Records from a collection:
>>>>
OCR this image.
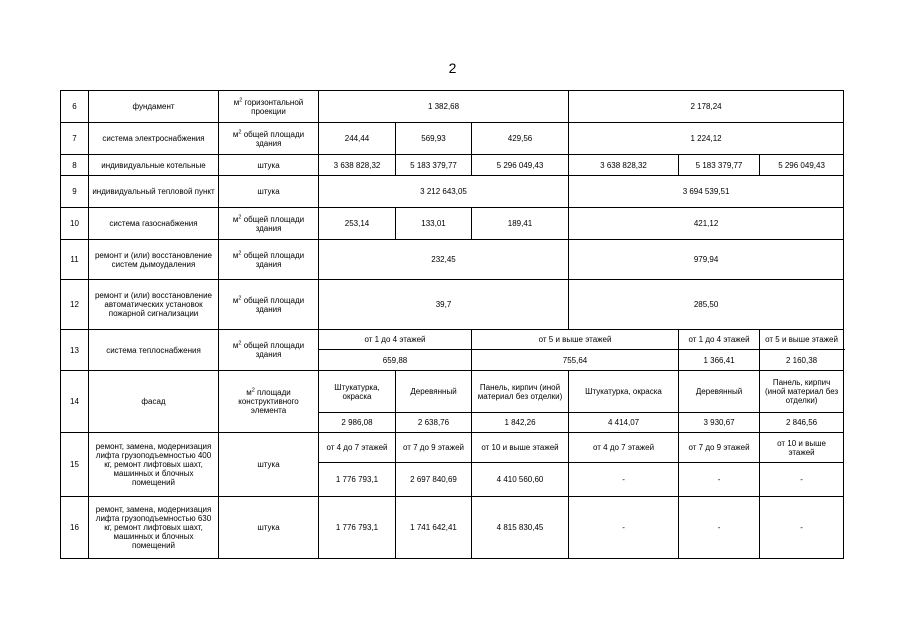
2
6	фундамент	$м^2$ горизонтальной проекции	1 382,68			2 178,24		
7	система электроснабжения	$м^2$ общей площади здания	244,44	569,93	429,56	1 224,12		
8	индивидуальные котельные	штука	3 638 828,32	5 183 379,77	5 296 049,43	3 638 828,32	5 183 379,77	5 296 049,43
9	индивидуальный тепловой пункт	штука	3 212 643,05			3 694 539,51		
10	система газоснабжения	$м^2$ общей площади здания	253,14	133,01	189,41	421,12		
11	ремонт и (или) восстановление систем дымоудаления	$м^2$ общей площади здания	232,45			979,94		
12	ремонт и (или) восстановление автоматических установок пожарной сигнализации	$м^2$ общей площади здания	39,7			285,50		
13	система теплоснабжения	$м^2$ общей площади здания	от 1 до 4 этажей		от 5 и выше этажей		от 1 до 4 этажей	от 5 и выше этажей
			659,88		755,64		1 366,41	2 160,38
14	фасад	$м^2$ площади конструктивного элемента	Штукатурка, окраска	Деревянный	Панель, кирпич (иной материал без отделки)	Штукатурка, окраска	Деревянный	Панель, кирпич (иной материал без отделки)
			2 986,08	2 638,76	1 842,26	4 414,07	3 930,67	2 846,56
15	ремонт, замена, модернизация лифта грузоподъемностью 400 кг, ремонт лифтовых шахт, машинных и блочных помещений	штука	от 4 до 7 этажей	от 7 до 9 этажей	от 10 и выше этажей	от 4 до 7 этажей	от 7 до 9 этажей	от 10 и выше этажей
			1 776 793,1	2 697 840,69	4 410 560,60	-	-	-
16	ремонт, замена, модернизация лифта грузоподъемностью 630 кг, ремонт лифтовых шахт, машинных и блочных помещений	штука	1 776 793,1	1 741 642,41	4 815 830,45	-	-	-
<<<<
>>>>
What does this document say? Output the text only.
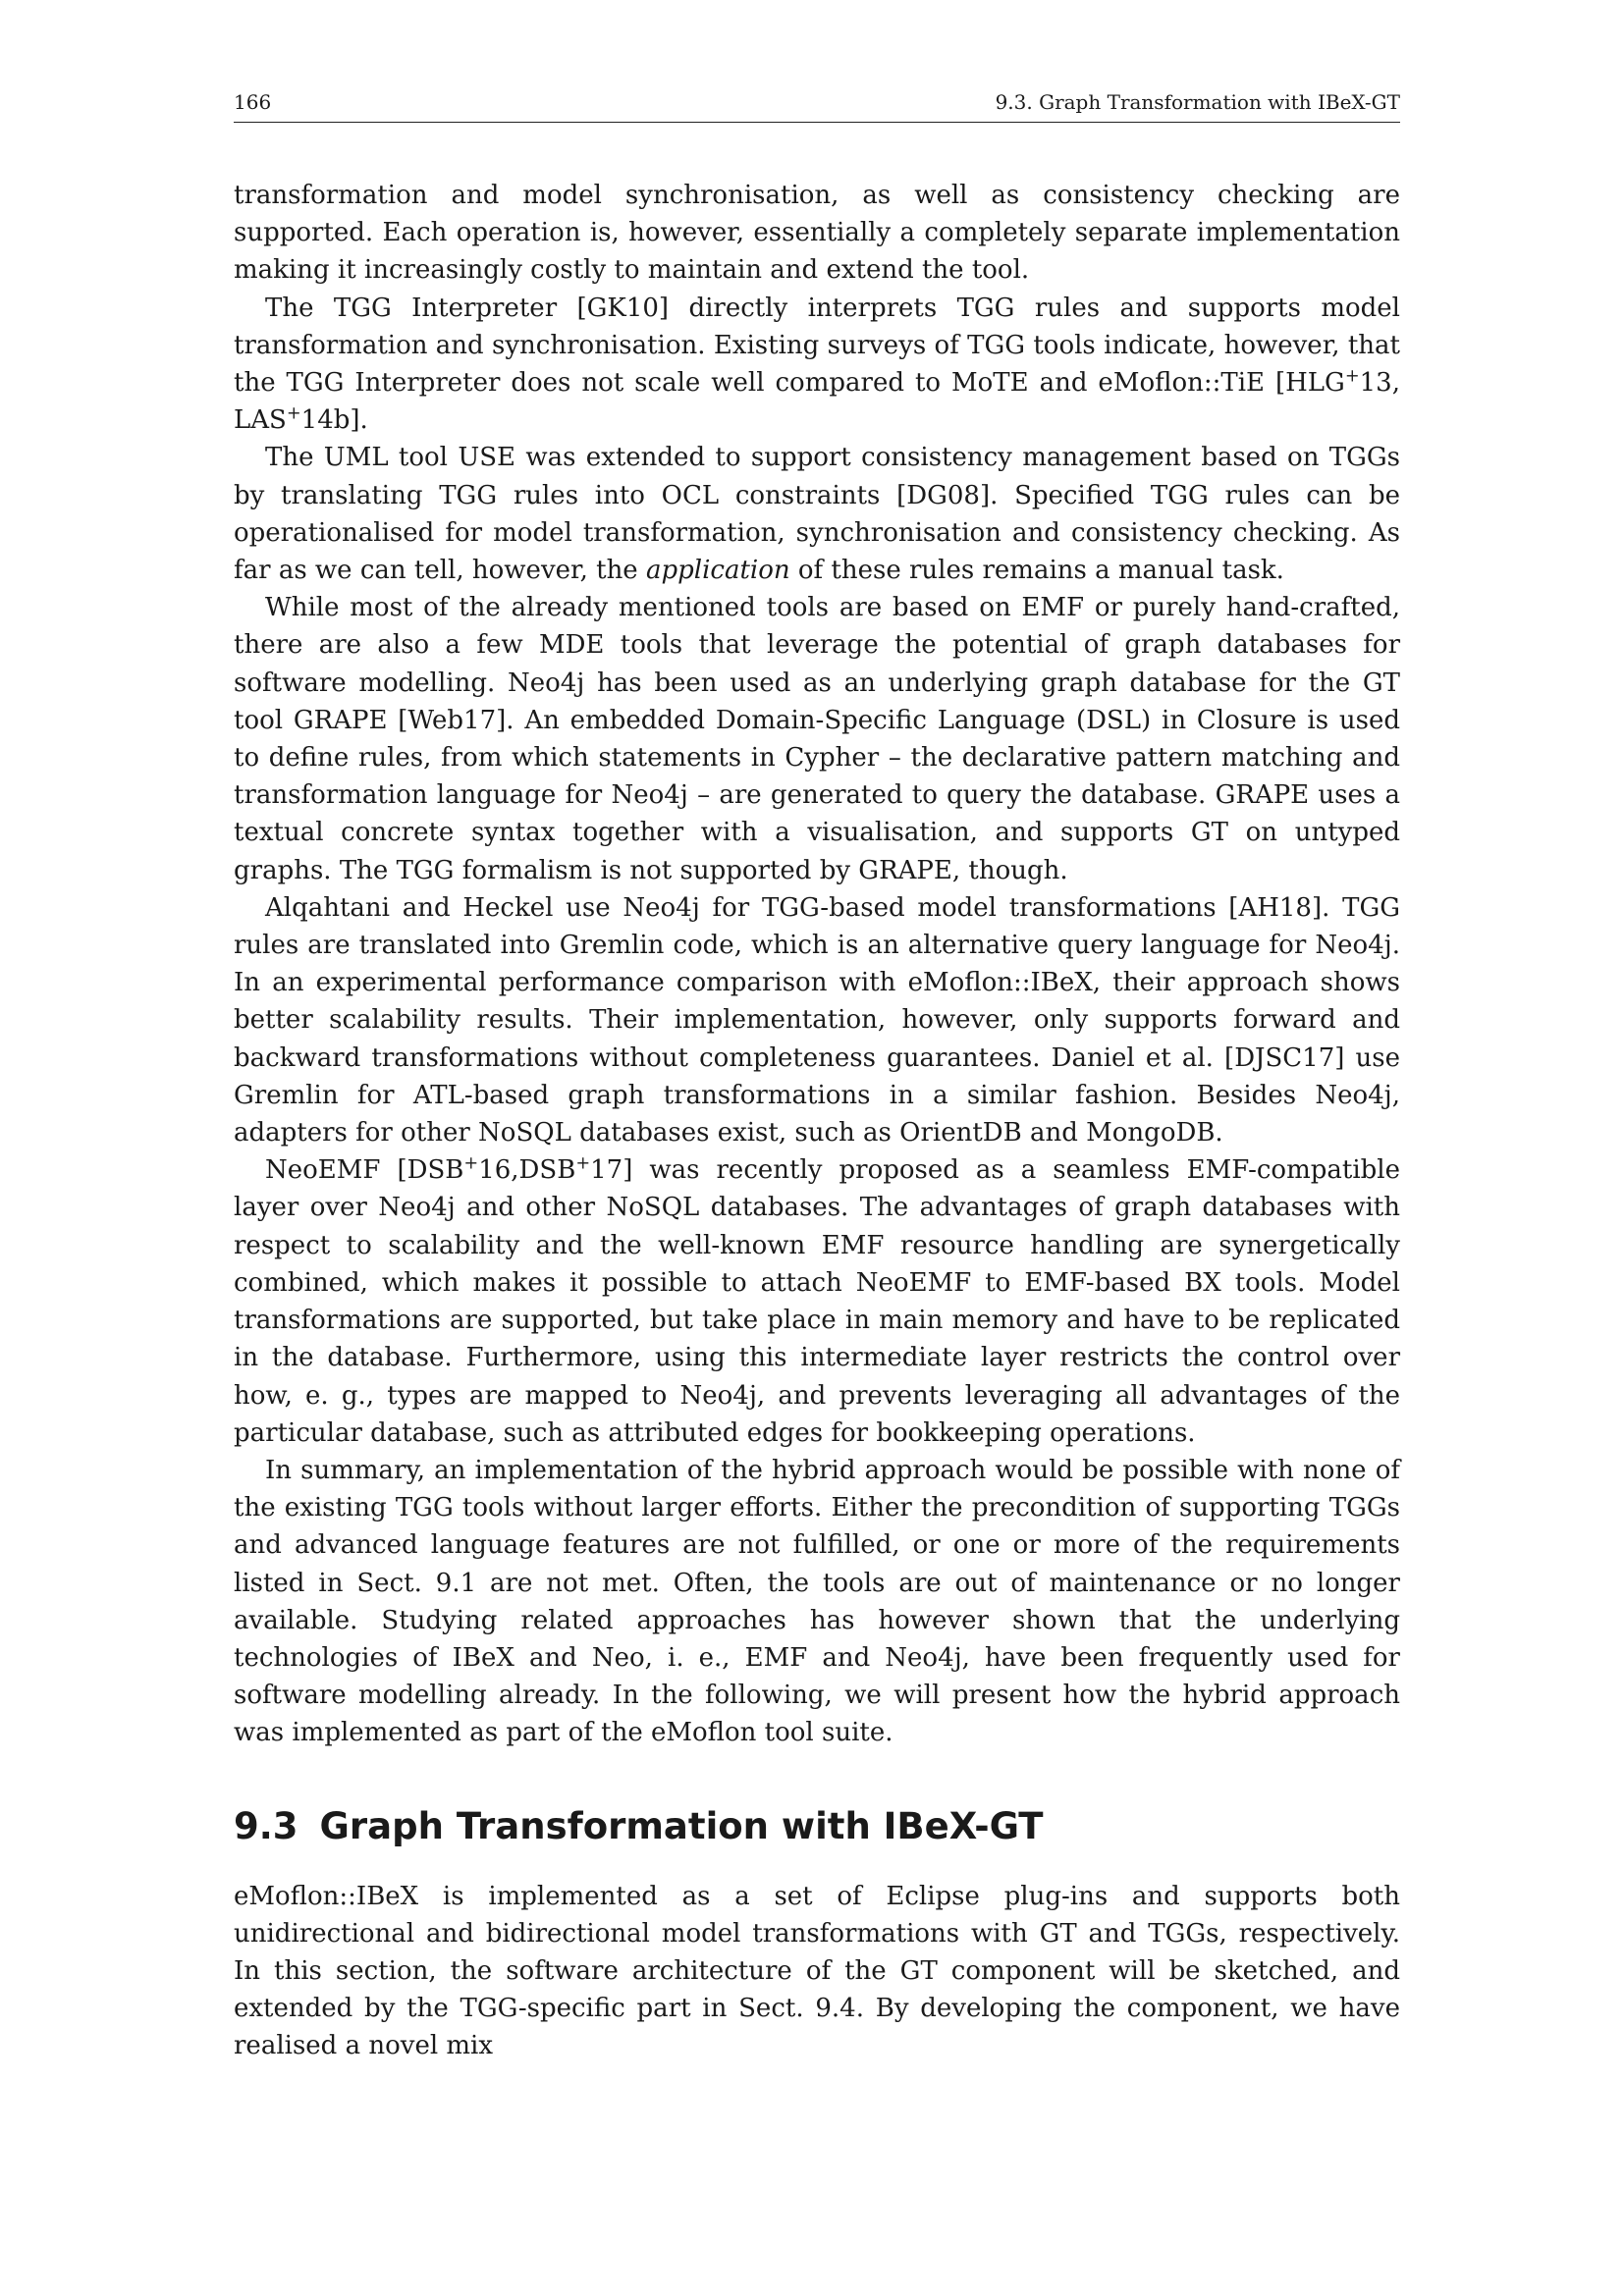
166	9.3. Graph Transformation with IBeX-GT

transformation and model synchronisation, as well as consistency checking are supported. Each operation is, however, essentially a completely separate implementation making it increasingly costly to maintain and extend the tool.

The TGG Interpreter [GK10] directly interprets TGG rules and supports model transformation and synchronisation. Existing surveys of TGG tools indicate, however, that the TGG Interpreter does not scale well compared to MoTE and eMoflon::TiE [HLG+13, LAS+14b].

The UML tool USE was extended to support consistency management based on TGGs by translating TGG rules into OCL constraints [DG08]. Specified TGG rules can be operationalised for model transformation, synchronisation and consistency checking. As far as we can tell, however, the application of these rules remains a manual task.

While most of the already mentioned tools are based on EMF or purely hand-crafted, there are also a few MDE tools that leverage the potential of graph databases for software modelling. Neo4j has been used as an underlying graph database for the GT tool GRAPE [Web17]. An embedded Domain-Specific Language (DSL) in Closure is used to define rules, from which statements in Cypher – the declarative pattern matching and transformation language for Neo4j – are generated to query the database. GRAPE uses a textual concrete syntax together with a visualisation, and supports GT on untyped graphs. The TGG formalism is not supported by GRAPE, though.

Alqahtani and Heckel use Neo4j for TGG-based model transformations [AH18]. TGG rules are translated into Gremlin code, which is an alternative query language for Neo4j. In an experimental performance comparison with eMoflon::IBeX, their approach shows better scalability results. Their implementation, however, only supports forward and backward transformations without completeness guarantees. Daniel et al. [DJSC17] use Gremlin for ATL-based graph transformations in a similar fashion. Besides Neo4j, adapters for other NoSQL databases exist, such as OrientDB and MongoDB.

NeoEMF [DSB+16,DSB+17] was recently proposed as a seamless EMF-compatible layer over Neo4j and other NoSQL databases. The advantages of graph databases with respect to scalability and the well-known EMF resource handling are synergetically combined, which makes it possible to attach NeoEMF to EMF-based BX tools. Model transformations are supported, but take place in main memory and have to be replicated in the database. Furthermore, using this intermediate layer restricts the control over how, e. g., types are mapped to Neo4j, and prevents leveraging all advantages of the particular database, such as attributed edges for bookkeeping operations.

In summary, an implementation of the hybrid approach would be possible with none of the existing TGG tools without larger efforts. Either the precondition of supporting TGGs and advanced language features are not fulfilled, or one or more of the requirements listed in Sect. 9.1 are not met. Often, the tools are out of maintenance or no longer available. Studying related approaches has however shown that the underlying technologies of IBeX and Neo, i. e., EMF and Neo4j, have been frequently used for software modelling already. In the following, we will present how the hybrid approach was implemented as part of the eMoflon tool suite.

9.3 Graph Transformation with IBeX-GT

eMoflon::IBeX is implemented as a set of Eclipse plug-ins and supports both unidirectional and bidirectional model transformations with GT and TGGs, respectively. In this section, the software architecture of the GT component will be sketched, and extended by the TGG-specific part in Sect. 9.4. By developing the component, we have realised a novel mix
<<<<
Stated task:
Copy each line of the preceding data that contains the string "выше".

In response:
13	система теплоснабжения	$м^2$ общей площади здания	от 1 до 4 этажей		от 5 и выше этажей		от 1 до 4 этажей	от 5 и выше этажей
15	ремонт, замена, модернизация лифта грузоподъемностью 400 кг, ремонт лифтовых шахт, машинных и блочных помещений	штука	от 4 до 7 этажей	от 7 до 9 этажей	от 10 и выше этажей	от 4 до 7 этажей	от 7 до 9 этажей	от 10 и выше этажей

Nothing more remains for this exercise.